[What the task requires]: Below you will find a set of lines. Repeat them all exactly.

(Entries taken from a collection)
* BEGIN *

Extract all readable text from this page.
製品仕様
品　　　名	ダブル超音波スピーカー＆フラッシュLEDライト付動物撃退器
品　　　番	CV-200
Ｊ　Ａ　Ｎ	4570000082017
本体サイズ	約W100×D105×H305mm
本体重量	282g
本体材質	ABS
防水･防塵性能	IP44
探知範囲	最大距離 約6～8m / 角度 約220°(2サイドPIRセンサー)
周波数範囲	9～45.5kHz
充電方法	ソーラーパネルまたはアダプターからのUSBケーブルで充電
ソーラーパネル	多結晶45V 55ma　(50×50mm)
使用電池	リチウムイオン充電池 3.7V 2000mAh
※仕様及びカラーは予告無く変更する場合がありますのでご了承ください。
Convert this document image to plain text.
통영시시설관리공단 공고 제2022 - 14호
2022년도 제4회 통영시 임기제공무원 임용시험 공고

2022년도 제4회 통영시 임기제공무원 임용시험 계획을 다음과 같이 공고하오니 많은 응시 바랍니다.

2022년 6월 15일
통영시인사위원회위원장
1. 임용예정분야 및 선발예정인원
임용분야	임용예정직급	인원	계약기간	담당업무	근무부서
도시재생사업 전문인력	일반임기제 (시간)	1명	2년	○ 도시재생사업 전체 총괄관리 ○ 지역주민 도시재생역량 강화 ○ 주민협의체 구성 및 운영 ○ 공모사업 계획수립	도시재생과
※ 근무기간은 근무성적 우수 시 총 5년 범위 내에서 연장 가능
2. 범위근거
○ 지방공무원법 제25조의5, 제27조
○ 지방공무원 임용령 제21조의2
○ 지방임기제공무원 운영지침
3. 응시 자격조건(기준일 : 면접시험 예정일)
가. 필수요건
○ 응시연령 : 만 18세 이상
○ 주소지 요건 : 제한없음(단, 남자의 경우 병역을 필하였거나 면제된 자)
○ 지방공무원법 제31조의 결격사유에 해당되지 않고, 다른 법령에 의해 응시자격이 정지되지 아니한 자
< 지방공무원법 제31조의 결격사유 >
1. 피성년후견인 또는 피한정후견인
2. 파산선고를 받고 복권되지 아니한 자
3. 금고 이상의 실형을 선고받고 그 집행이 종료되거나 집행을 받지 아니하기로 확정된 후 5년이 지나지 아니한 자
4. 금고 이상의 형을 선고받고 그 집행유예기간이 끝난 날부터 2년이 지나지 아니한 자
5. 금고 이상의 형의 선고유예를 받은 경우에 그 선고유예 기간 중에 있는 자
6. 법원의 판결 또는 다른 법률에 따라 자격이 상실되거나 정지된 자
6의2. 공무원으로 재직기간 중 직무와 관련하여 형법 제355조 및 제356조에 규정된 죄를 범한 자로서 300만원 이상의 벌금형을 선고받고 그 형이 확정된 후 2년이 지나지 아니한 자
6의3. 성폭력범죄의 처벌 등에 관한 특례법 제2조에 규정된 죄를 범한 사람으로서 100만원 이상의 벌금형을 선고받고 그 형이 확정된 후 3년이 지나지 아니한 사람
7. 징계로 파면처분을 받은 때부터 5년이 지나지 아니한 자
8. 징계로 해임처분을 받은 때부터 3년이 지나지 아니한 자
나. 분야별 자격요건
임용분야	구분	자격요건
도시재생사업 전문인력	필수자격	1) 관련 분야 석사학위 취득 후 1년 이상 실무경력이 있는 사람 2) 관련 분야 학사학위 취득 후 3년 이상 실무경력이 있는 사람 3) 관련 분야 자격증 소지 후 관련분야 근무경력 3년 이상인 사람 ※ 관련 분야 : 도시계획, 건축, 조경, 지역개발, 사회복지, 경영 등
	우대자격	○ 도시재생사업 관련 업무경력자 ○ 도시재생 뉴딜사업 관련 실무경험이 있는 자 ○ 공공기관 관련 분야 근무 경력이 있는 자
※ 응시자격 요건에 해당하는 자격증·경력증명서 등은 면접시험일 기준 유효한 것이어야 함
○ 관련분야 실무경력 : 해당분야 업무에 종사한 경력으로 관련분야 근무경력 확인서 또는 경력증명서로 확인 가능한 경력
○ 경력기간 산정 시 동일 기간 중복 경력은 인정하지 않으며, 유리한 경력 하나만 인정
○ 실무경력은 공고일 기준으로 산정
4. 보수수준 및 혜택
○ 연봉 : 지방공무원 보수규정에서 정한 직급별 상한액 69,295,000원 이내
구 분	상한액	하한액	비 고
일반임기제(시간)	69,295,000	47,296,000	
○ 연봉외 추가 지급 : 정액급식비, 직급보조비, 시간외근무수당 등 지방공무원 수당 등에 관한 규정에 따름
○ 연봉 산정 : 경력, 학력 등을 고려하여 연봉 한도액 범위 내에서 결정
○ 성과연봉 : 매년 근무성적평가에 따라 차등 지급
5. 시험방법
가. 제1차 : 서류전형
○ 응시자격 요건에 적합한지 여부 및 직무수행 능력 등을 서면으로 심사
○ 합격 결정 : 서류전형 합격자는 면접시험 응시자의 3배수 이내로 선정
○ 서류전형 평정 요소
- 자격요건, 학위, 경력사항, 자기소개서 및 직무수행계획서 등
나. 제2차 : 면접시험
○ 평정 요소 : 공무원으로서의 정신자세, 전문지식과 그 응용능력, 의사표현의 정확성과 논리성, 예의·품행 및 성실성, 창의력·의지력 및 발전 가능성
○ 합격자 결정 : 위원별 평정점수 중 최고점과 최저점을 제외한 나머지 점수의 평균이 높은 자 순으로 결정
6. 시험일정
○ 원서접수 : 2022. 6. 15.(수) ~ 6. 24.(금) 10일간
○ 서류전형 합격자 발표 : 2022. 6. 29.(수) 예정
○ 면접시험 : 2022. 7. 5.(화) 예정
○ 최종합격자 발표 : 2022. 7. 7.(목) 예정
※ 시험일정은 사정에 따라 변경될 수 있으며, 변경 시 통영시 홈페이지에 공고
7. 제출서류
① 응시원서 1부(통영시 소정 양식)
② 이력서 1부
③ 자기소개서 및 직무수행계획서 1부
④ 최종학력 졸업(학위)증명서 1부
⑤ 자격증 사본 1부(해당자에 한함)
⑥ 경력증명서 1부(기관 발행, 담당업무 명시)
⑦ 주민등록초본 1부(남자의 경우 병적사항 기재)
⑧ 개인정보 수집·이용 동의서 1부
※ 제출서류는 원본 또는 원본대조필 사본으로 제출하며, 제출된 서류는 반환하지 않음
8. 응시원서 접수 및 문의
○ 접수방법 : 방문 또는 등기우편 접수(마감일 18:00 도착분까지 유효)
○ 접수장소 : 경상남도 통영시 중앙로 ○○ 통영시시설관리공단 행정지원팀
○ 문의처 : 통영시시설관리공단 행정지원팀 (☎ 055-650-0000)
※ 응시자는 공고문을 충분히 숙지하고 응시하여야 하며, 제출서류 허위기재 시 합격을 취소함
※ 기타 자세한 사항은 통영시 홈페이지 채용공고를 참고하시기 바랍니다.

* END *

[Reply]:
Extract all readable text from this page.
製品仕様
品　　　名	ダブル超音波スピーカー＆フラッシュLEDライト付動物撃退器
品　　　番	CV-200
Ｊ　Ａ　Ｎ	4570000082017
本体サイズ	約W100×D105×H305mm
本体重量	282g
本体材質	ABS
防水･防塵性能	IP44
探知範囲	最大距離 約6～8m / 角度 約220°(2サイドPIRセンサー)
周波数範囲	9～45.5kHz
充電方法	ソーラーパネルまたはアダプターからのUSBケーブルで充電
ソーラーパネル	多結晶45V 55ma　(50×50mm)
使用電池	リチウムイオン充電池 3.7V 2000mAh
※仕様及びカラーは予告無く変更する場合がありますのでご了承ください。
Convert this document image to plain text.
통영시시설관리공단 공고 제2022 - 14호
2022년도 제4회 통영시 임기제공무원 임용시험 공고

2022년도 제4회 통영시 임기제공무원 임용시험 계획을 다음과 같이 공고하오니 많은 응시 바랍니다.

2022년 6월 15일
통영시인사위원회위원장
1. 임용예정분야 및 선발예정인원
임용분야	임용예정직급	인원	계약기간	담당업무	근무부서
도시재생사업 전문인력	일반임기제 (시간)	1명	2년	○ 도시재생사업 전체 총괄관리 ○ 지역주민 도시재생역량 강화 ○ 주민협의체 구성 및 운영 ○ 공모사업 계획수립	도시재생과
※ 근무기간은 근무성적 우수 시 총 5년 범위 내에서 연장 가능
2. 범위근거
○ 지방공무원법 제25조의5, 제27조
○ 지방공무원 임용령 제21조의2
○ 지방임기제공무원 운영지침
3. 응시 자격조건(기준일 : 면접시험 예정일)
가. 필수요건
○ 응시연령 : 만 18세 이상
○ 주소지 요건 : 제한없음(단, 남자의 경우 병역을 필하였거나 면제된 자)
○ 지방공무원법 제31조의 결격사유에 해당되지 않고, 다른 법령에 의해 응시자격이 정지되지 아니한 자
< 지방공무원법 제31조의 결격사유 >
1. 피성년후견인 또는 피한정후견인
2. 파산선고를 받고 복권되지 아니한 자
3. 금고 이상의 실형을 선고받고 그 집행이 종료되거나 집행을 받지 아니하기로 확정된 후 5년이 지나지 아니한 자
4. 금고 이상의 형을 선고받고 그 집행유예기간이 끝난 날부터 2년이 지나지 아니한 자
5. 금고 이상의 형의 선고유예를 받은 경우에 그 선고유예 기간 중에 있는 자
6. 법원의 판결 또는 다른 법률에 따라 자격이 상실되거나 정지된 자
6의2. 공무원으로 재직기간 중 직무와 관련하여 형법 제355조 및 제356조에 규정된 죄를 범한 자로서 300만원 이상의 벌금형을 선고받고 그 형이 확정된 후 2년이 지나지 아니한 자
6의3. 성폭력범죄의 처벌 등에 관한 특례법 제2조에 규정된 죄를 범한 사람으로서 100만원 이상의 벌금형을 선고받고 그 형이 확정된 후 3년이 지나지 아니한 사람
7. 징계로 파면처분을 받은 때부터 5년이 지나지 아니한 자
8. 징계로 해임처분을 받은 때부터 3년이 지나지 아니한 자
나. 분야별 자격요건
임용분야	구분	자격요건
도시재생사업 전문인력	필수자격	1) 관련 분야 석사학위 취득 후 1년 이상 실무경력이 있는 사람 2) 관련 분야 학사학위 취득 후 3년 이상 실무경력이 있는 사람 3) 관련 분야 자격증 소지 후 관련분야 근무경력 3년 이상인 사람 ※ 관련 분야 : 도시계획, 건축, 조경, 지역개발, 사회복지, 경영 등
	우대자격	○ 도시재생사업 관련 업무경력자 ○ 도시재생 뉴딜사업 관련 실무경험이 있는 자 ○ 공공기관 관련 분야 근무 경력이 있는 자
※ 응시자격 요건에 해당하는 자격증·경력증명서 등은 면접시험일 기준 유효한 것이어야 함
○ 관련분야 실무경력 : 해당분야 업무에 종사한 경력으로 관련분야 근무경력 확인서 또는 경력증명서로 확인 가능한 경력
○ 경력기간 산정 시 동일 기간 중복 경력은 인정하지 않으며, 유리한 경력 하나만 인정
○ 실무경력은 공고일 기준으로 산정
4. 보수수준 및 혜택
○ 연봉 : 지방공무원 보수규정에서 정한 직급별 상한액 69,295,000원 이내
구 분	상한액	하한액	비 고
일반임기제(시간)	69,295,000	47,296,000	
○ 연봉외 추가 지급 : 정액급식비, 직급보조비, 시간외근무수당 등 지방공무원 수당 등에 관한 규정에 따름
○ 연봉 산정 : 경력, 학력 등을 고려하여 연봉 한도액 범위 내에서 결정
○ 성과연봉 : 매년 근무성적평가에 따라 차등 지급
5. 시험방법
가. 제1차 : 서류전형
○ 응시자격 요건에 적합한지 여부 및 직무수행 능력 등을 서면으로 심사
○ 합격 결정 : 서류전형 합격자는 면접시험 응시자의 3배수 이내로 선정
○ 서류전형 평정 요소
- 자격요건, 학위, 경력사항, 자기소개서 및 직무수행계획서 등
나. 제2차 : 면접시험
○ 평정 요소 : 공무원으로서의 정신자세, 전문지식과 그 응용능력, 의사표현의 정확성과 논리성, 예의·품행 및 성실성, 창의력·의지력 및 발전 가능성
○ 합격자 결정 : 위원별 평정점수 중 최고점과 최저점을 제외한 나머지 점수의 평균이 높은 자 순으로 결정
6. 시험일정
○ 원서접수 : 2022. 6. 15.(수) ~ 6. 24.(금) 10일간
○ 서류전형 합격자 발표 : 2022. 6. 29.(수) 예정
○ 면접시험 : 2022. 7. 5.(화) 예정
○ 최종합격자 발표 : 2022. 7. 7.(목) 예정
※ 시험일정은 사정에 따라 변경될 수 있으며, 변경 시 통영시 홈페이지에 공고
7. 제출서류
① 응시원서 1부(통영시 소정 양식)
② 이력서 1부
③ 자기소개서 및 직무수행계획서 1부
④ 최종학력 졸업(학위)증명서 1부
⑤ 자격증 사본 1부(해당자에 한함)
⑥ 경력증명서 1부(기관 발행, 담당업무 명시)
⑦ 주민등록초본 1부(남자의 경우 병적사항 기재)
⑧ 개인정보 수집·이용 동의서 1부
※ 제출서류는 원본 또는 원본대조필 사본으로 제출하며, 제출된 서류는 반환하지 않음
8. 응시원서 접수 및 문의
○ 접수방법 : 방문 또는 등기우편 접수(마감일 18:00 도착분까지 유효)
○ 접수장소 : 경상남도 통영시 중앙로 ○○ 통영시시설관리공단 행정지원팀
○ 문의처 : 통영시시설관리공단 행정지원팀 (☎ 055-650-0000)
※ 응시자는 공고문을 충분히 숙지하고 응시하여야 하며, 제출서류 허위기재 시 합격을 취소함
※ 기타 자세한 사항은 통영시 홈페이지 채용공고를 참고하시기 바랍니다.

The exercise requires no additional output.